**TASK TO CARRY OUT:** How many lines hold the string "Operations"? Reply with the number alone.

-- START SUPPLIED MATERIAL --

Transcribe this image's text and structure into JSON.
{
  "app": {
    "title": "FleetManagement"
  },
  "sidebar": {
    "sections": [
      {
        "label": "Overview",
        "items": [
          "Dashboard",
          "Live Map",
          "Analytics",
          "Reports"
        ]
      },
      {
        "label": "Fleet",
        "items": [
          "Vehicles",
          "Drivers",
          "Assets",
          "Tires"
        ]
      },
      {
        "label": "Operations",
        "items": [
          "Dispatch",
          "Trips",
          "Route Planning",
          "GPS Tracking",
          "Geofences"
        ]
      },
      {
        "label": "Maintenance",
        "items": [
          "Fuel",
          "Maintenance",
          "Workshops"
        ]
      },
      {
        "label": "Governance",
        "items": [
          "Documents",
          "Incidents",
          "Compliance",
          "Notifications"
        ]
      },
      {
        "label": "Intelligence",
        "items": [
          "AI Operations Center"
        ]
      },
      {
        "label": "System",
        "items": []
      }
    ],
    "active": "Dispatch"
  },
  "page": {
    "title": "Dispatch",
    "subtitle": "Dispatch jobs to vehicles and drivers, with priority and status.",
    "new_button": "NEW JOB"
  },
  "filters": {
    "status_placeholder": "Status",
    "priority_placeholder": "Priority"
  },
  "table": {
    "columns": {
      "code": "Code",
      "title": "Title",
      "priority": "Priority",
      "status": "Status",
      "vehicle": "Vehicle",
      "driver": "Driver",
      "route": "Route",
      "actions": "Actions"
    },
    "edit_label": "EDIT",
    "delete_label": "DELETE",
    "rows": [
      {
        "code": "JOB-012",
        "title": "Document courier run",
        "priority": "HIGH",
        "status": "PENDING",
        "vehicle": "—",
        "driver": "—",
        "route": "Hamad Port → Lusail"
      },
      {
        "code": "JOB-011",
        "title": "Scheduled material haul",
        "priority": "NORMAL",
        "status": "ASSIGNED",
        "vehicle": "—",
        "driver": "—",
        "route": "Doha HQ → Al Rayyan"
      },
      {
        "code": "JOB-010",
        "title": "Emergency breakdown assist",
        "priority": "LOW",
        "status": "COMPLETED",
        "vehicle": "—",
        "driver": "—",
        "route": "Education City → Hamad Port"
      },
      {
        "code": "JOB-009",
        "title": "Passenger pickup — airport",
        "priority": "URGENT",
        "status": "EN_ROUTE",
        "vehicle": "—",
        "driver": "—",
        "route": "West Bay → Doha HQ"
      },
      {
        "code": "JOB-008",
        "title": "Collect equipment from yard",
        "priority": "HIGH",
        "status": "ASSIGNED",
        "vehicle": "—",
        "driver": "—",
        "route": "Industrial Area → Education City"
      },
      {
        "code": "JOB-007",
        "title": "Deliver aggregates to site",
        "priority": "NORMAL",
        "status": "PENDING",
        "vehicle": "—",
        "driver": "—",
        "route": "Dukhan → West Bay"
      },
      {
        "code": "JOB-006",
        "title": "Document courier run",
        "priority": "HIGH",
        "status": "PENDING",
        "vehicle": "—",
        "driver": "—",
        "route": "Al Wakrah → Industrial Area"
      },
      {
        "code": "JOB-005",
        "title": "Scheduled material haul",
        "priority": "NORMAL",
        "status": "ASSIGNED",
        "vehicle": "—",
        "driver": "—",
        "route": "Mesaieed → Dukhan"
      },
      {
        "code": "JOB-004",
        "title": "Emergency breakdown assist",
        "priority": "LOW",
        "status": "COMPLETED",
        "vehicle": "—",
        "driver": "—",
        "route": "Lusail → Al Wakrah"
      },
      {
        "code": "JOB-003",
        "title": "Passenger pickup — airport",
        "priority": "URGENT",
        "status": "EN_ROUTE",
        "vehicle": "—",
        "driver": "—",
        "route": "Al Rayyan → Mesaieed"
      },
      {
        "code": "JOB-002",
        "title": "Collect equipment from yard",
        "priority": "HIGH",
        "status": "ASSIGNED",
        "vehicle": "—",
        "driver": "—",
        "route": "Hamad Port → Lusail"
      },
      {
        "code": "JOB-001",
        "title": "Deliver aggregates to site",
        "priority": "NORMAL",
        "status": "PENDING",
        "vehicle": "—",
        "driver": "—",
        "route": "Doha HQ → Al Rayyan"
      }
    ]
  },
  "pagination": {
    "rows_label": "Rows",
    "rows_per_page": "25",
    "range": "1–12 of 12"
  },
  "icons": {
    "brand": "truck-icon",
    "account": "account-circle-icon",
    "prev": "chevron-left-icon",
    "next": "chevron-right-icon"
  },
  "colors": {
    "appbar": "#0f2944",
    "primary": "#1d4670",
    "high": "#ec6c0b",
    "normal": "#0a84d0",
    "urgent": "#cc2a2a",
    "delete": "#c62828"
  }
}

-- END SUPPLIED MATERIAL --

**EXERCISE ANSWER:** 2